# Document passage:

This approach achieves the required purposes of the processing while using anonymised data.
Technical and organisational measures
The TTP solely determines the means of anonymising the data. In order to ensure the datasets were effectively anonymised prior to processing, the TTP uses technical and organisational measures to reduce identifiability risk to a sufficiently remote level. These measures prevent access to the row-level data used in the processing by any of the participating parties. These measures include role-based access controls and contractual controls to make sure that no re-identification or enhancement of the row-level detail of either dataset can occur via joining or merging. Furthermore, to ensure effective anonymisation, the following steps were also carried out:
- Prior to transfer to the TTP, both Market Insight and PriceSavvy remove or tokenise all known direct identifiers from the source data. They use an appropriate one-way hash function and a secret salt value.

# Document layout analysis items:
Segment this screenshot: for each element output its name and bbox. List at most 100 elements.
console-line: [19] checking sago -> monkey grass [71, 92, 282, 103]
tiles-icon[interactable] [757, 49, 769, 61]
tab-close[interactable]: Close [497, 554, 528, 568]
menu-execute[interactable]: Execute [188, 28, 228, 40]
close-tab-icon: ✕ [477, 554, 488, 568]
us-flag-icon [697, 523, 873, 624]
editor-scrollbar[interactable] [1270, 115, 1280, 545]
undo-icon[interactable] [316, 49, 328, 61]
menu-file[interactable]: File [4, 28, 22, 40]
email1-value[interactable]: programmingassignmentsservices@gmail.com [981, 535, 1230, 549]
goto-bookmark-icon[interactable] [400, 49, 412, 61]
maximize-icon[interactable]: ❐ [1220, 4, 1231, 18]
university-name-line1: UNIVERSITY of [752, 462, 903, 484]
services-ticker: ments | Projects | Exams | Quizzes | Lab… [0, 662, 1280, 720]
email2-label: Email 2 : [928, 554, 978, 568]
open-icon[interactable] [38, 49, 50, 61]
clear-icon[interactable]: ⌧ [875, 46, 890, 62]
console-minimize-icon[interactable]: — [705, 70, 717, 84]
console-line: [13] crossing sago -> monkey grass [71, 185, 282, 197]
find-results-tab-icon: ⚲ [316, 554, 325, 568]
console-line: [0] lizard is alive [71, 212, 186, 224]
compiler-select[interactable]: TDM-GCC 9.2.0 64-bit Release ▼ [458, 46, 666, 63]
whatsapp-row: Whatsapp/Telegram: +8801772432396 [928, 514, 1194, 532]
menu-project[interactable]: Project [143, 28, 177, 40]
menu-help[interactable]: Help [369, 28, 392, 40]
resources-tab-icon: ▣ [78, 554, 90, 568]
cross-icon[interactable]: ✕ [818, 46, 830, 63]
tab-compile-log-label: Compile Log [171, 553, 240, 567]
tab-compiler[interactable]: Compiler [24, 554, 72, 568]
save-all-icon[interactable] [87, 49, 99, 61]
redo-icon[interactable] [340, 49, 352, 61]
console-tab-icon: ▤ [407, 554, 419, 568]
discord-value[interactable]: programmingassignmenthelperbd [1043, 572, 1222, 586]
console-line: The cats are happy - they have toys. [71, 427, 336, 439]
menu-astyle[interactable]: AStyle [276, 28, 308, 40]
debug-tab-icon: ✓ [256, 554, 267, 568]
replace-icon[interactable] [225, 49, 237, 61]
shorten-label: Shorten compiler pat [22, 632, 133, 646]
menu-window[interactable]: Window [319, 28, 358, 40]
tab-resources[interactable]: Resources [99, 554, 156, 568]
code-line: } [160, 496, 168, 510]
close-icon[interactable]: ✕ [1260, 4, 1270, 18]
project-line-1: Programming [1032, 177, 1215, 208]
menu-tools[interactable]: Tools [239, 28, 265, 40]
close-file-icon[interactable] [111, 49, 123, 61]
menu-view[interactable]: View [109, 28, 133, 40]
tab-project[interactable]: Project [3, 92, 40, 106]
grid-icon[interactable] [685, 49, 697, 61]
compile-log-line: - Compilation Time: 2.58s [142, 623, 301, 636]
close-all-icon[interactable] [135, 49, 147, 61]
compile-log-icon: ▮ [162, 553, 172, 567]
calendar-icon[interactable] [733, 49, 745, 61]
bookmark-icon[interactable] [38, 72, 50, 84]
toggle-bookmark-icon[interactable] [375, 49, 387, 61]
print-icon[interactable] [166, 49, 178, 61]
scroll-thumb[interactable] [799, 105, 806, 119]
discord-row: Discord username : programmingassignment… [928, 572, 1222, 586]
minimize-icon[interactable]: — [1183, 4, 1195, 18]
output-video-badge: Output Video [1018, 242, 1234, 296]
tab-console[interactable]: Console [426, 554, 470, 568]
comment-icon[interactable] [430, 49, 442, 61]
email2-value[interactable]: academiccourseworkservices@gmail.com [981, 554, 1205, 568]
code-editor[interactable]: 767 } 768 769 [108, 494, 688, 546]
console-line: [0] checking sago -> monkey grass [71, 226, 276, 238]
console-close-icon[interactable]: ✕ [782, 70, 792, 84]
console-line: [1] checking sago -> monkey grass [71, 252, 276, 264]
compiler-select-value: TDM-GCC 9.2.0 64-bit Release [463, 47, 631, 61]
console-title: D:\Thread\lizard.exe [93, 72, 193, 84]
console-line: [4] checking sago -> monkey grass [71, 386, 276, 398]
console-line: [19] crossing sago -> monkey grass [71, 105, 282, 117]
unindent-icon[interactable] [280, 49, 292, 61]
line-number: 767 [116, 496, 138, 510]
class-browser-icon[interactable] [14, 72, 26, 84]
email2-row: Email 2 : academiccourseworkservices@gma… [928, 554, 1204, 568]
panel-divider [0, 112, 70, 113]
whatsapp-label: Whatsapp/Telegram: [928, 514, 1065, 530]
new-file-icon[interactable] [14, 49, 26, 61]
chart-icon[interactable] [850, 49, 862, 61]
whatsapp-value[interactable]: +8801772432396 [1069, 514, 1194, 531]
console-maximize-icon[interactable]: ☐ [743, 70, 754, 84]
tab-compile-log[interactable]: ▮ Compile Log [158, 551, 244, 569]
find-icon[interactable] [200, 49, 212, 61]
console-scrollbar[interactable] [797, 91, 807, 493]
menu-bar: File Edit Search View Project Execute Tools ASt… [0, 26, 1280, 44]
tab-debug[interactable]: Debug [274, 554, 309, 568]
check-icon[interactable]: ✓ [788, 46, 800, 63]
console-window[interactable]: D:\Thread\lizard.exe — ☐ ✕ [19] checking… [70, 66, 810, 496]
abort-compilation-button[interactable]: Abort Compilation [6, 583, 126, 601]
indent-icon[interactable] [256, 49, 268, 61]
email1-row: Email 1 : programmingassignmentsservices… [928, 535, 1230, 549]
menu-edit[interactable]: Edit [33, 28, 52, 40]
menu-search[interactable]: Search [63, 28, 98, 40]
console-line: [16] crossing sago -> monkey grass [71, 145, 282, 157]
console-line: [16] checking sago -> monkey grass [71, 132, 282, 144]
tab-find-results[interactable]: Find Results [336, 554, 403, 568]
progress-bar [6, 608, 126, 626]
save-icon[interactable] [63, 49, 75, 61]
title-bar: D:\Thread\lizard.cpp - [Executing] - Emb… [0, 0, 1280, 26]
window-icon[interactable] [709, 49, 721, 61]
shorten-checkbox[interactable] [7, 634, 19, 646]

# About this task:
In the passage on data anonymization, what do Market Insight and PriceSavvy remove or tokenize from the source data before transferring it to the TTP? Answer using only the passage, not the items.

# Exercise result:
All known direct identifiers.